=== EXERCISE REQUIREMENTS ===
Each line should be copied exactly.

Dataset excerpts:
--- Start ---

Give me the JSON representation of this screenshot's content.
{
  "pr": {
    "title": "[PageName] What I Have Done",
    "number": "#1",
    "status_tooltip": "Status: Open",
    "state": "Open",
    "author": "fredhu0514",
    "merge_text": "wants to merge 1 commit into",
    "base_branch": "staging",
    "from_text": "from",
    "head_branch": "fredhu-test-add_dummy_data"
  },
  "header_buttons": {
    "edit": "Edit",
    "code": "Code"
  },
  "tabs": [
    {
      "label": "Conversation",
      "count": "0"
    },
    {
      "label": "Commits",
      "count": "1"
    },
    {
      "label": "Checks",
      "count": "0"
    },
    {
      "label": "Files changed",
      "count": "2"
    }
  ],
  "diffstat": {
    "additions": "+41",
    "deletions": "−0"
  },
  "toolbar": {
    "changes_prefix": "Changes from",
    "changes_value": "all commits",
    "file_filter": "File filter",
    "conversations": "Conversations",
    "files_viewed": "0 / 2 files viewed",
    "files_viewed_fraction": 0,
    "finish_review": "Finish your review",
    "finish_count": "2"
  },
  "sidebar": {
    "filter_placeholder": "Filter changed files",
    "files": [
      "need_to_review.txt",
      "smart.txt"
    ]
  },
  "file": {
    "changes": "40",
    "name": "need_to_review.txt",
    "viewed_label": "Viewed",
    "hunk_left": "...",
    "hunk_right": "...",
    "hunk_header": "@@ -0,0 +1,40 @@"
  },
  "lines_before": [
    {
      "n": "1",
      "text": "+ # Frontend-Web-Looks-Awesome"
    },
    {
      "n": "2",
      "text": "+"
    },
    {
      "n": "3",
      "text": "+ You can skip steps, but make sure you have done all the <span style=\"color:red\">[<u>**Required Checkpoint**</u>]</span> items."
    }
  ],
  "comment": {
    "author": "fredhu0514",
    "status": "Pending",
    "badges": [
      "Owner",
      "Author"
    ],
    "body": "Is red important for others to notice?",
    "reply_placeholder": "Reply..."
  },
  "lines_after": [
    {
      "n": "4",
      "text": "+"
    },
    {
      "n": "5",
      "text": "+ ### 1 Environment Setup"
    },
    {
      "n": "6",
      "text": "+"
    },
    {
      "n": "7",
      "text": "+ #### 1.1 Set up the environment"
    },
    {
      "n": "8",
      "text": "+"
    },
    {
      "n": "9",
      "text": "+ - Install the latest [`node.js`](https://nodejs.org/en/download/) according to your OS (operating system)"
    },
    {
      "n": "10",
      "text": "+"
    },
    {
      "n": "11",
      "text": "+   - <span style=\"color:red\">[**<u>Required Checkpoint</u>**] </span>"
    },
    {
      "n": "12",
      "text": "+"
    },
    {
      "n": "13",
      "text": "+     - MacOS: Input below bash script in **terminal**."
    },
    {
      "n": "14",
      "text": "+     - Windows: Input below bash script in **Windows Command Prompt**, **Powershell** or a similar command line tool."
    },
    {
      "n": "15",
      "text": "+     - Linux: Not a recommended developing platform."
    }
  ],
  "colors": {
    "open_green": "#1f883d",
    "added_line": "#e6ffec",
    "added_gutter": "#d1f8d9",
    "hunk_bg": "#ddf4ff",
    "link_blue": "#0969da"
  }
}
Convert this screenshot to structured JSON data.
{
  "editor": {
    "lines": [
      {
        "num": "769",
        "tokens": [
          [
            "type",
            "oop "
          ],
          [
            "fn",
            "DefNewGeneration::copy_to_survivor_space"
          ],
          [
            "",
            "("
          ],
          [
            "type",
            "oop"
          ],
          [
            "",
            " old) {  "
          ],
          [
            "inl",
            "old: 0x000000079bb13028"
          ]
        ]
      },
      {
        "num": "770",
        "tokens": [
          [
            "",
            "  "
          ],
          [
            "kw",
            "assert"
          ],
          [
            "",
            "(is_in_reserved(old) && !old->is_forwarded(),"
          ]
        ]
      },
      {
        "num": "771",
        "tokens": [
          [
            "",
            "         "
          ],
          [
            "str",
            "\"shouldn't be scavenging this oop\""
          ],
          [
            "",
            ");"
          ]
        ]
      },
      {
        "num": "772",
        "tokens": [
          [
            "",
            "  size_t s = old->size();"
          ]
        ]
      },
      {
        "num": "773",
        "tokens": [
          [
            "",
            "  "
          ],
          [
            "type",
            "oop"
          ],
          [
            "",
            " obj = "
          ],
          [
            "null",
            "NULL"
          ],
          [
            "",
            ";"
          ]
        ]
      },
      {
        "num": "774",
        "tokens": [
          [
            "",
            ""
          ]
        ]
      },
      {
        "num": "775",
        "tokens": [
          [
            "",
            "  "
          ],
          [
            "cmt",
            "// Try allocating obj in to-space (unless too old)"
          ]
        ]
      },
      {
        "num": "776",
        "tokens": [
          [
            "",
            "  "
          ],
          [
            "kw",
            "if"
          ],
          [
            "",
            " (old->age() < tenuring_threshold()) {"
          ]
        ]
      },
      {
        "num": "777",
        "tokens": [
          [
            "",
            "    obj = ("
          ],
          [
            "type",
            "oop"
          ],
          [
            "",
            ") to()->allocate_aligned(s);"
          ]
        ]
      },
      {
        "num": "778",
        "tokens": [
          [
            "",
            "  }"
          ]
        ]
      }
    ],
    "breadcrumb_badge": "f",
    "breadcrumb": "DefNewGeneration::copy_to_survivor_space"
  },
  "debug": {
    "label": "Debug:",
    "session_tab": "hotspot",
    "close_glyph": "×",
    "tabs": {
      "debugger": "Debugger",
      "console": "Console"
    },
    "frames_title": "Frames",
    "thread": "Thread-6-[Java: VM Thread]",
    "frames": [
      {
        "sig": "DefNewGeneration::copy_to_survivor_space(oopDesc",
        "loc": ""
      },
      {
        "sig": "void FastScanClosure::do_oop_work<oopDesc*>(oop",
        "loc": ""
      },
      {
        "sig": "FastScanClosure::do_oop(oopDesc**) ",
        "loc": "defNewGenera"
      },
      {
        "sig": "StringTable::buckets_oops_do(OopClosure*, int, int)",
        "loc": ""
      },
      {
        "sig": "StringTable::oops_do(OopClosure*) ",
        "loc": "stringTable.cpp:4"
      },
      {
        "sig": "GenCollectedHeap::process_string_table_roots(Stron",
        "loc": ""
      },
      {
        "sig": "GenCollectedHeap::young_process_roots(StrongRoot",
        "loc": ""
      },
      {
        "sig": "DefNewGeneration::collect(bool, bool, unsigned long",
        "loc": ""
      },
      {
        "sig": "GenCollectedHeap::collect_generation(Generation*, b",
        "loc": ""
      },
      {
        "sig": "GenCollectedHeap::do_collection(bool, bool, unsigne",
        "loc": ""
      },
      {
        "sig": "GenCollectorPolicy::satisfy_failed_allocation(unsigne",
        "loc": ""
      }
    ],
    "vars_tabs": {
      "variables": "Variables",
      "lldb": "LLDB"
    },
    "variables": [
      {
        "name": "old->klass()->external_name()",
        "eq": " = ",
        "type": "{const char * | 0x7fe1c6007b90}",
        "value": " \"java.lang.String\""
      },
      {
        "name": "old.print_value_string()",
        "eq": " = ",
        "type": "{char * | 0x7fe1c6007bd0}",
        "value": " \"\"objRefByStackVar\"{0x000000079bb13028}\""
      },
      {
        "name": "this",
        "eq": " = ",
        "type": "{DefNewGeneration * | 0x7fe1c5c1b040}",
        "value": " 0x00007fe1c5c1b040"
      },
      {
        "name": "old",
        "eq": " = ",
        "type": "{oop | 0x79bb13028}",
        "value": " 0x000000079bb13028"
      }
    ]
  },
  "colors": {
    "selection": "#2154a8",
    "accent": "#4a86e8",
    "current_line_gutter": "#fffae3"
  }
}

--- End ---

=== THE OUTPUT ===
Give me the JSON representation of this screenshot's content.
{
  "pr": {
    "title": "[PageName] What I Have Done",
    "number": "#1",
    "status_tooltip": "Status: Open",
    "state": "Open",
    "author": "fredhu0514",
    "merge_text": "wants to merge 1 commit into",
    "base_branch": "staging",
    "from_text": "from",
    "head_branch": "fredhu-test-add_dummy_data"
  },
  "header_buttons": {
    "edit": "Edit",
    "code": "Code"
  },
  "tabs": [
    {
      "label": "Conversation",
      "count": "0"
    },
    {
      "label": "Commits",
      "count": "1"
    },
    {
      "label": "Checks",
      "count": "0"
    },
    {
      "label": "Files changed",
      "count": "2"
    }
  ],
  "diffstat": {
    "additions": "+41",
    "deletions": "−0"
  },
  "toolbar": {
    "changes_prefix": "Changes from",
    "changes_value": "all commits",
    "file_filter": "File filter",
    "conversations": "Conversations",
    "files_viewed": "0 / 2 files viewed",
    "files_viewed_fraction": 0,
    "finish_review": "Finish your review",
    "finish_count": "2"
  },
  "sidebar": {
    "filter_placeholder": "Filter changed files",
    "files": [
      "need_to_review.txt",
      "smart.txt"
    ]
  },
  "file": {
    "changes": "40",
    "name": "need_to_review.txt",
    "viewed_label": "Viewed",
    "hunk_left": "...",
    "hunk_right": "...",
    "hunk_header": "@@ -0,0 +1,40 @@"
  },
  "lines_before": [
    {
      "n": "1",
      "text": "+ # Frontend-Web-Looks-Awesome"
    },
    {
      "n": "2",
      "text": "+"
    },
    {
      "n": "3",
      "text": "+ You can skip steps, but make sure you have done all the <span style=\"color:red\">[<u>**Required Checkpoint**</u>]</span> items."
    }
  ],
  "comment": {
    "author": "fredhu0514",
    "status": "Pending",
    "badges": [
      "Owner",
      "Author"
    ],
    "body": "Is red important for others to notice?",
    "reply_placeholder": "Reply..."
  },
  "lines_after": [
    {
      "n": "4",
      "text": "+"
    },
    {
      "n": "5",
      "text": "+ ### 1 Environment Setup"
    },
    {
      "n": "6",
      "text": "+"
    },
    {
      "n": "7",
      "text": "+ #### 1.1 Set up the environment"
    },
    {
      "n": "8",
      "text": "+"
    },
    {
      "n": "9",
      "text": "+ - Install the latest [`node.js`](https://nodejs.org/en/download/) according to your OS (operating system)"
    },
    {
      "n": "10",
      "text": "+"
    },
    {
      "n": "11",
      "text": "+   - <span style=\"color:red\">[**<u>Required Checkpoint</u>**] </span>"
    },
    {
      "n": "12",
      "text": "+"
    },
    {
      "n": "13",
      "text": "+     - MacOS: Input below bash script in **terminal**."
    },
    {
      "n": "14",
      "text": "+     - Windows: Input below bash script in **Windows Command Prompt**, **Powershell** or a similar command line tool."
    },
    {
      "n": "15",
      "text": "+     - Linux: Not a recommended developing platform."
    }
  ],
  "colors": {
    "open_green": "#1f883d",
    "added_line": "#e6ffec",
    "added_gutter": "#d1f8d9",
    "hunk_bg": "#ddf4ff",
    "link_blue": "#0969da"
  }
}
Convert this screenshot to structured JSON data.
{
  "editor": {
    "lines": [
      {
        "num": "769",
        "tokens": [
          [
            "type",
            "oop "
          ],
          [
            "fn",
            "DefNewGeneration::copy_to_survivor_space"
          ],
          [
            "",
            "("
          ],
          [
            "type",
            "oop"
          ],
          [
            "",
            " old) {  "
          ],
          [
            "inl",
            "old: 0x000000079bb13028"
          ]
        ]
      },
      {
        "num": "770",
        "tokens": [
          [
            "",
            "  "
          ],
          [
            "kw",
            "assert"
          ],
          [
            "",
            "(is_in_reserved(old) && !old->is_forwarded(),"
          ]
        ]
      },
      {
        "num": "771",
        "tokens": [
          [
            "",
            "         "
          ],
          [
            "str",
            "\"shouldn't be scavenging this oop\""
          ],
          [
            "",
            ");"
          ]
        ]
      },
      {
        "num": "772",
        "tokens": [
          [
            "",
            "  size_t s = old->size();"
          ]
        ]
      },
      {
        "num": "773",
        "tokens": [
          [
            "",
            "  "
          ],
          [
            "type",
            "oop"
          ],
          [
            "",
            " obj = "
          ],
          [
            "null",
            "NULL"
          ],
          [
            "",
            ";"
          ]
        ]
      },
      {
        "num": "774",
        "tokens": [
          [
            "",
            ""
          ]
        ]
      },
      {
        "num": "775",
        "tokens": [
          [
            "",
            "  "
          ],
          [
            "cmt",
            "// Try allocating obj in to-space (unless too old)"
          ]
        ]
      },
      {
        "num": "776",
        "tokens": [
          [
            "",
            "  "
          ],
          [
            "kw",
            "if"
          ],
          [
            "",
            " (old->age() < tenuring_threshold()) {"
          ]
        ]
      },
      {
        "num": "777",
        "tokens": [
          [
            "",
            "    obj = ("
          ],
          [
            "type",
            "oop"
          ],
          [
            "",
            ") to()->allocate_aligned(s);"
          ]
        ]
      },
      {
        "num": "778",
        "tokens": [
          [
            "",
            "  }"
          ]
        ]
      }
    ],
    "breadcrumb_badge": "f",
    "breadcrumb": "DefNewGeneration::copy_to_survivor_space"
  },
  "debug": {
    "label": "Debug:",
    "session_tab": "hotspot",
    "close_glyph": "×",
    "tabs": {
      "debugger": "Debugger",
      "console": "Console"
    },
    "frames_title": "Frames",
    "thread": "Thread-6-[Java: VM Thread]",
    "frames": [
      {
        "sig": "DefNewGeneration::copy_to_survivor_space(oopDesc",
        "loc": ""
      },
      {
        "sig": "void FastScanClosure::do_oop_work<oopDesc*>(oop",
        "loc": ""
      },
      {
        "sig": "FastScanClosure::do_oop(oopDesc**) ",
        "loc": "defNewGenera"
      },
      {
        "sig": "StringTable::buckets_oops_do(OopClosure*, int, int)",
        "loc": ""
      },
      {
        "sig": "StringTable::oops_do(OopClosure*) ",
        "loc": "stringTable.cpp:4"
      },
      {
        "sig": "GenCollectedHeap::process_string_table_roots(Stron",
        "loc": ""
      },
      {
        "sig": "GenCollectedHeap::young_process_roots(StrongRoot",
        "loc": ""
      },
      {
        "sig": "DefNewGeneration::collect(bool, bool, unsigned long",
        "loc": ""
      },
      {
        "sig": "GenCollectedHeap::collect_generation(Generation*, b",
        "loc": ""
      },
      {
        "sig": "GenCollectedHeap::do_collection(bool, bool, unsigne",
        "loc": ""
      },
      {
        "sig": "GenCollectorPolicy::satisfy_failed_allocation(unsigne",
        "loc": ""
      }
    ],
    "vars_tabs": {
      "variables": "Variables",
      "lldb": "LLDB"
    },
    "variables": [
      {
        "name": "old->klass()->external_name()",
        "eq": " = ",
        "type": "{const char * | 0x7fe1c6007b90}",
        "value": " \"java.lang.String\""
      },
      {
        "name": "old.print_value_string()",
        "eq": " = ",
        "type": "{char * | 0x7fe1c6007bd0}",
        "value": " \"\"objRefByStackVar\"{0x000000079bb13028}\""
      },
      {
        "name": "this",
        "eq": " = ",
        "type": "{DefNewGeneration * | 0x7fe1c5c1b040}",
        "value": " 0x00007fe1c5c1b040"
      },
      {
        "name": "old",
        "eq": " = ",
        "type": "{oop | 0x79bb13028}",
        "value": " 0x000000079bb13028"
      }
    ]
  },
  "colors": {
    "selection": "#2154a8",
    "accent": "#4a86e8",
    "current_line_gutter": "#fffae3"
  }
}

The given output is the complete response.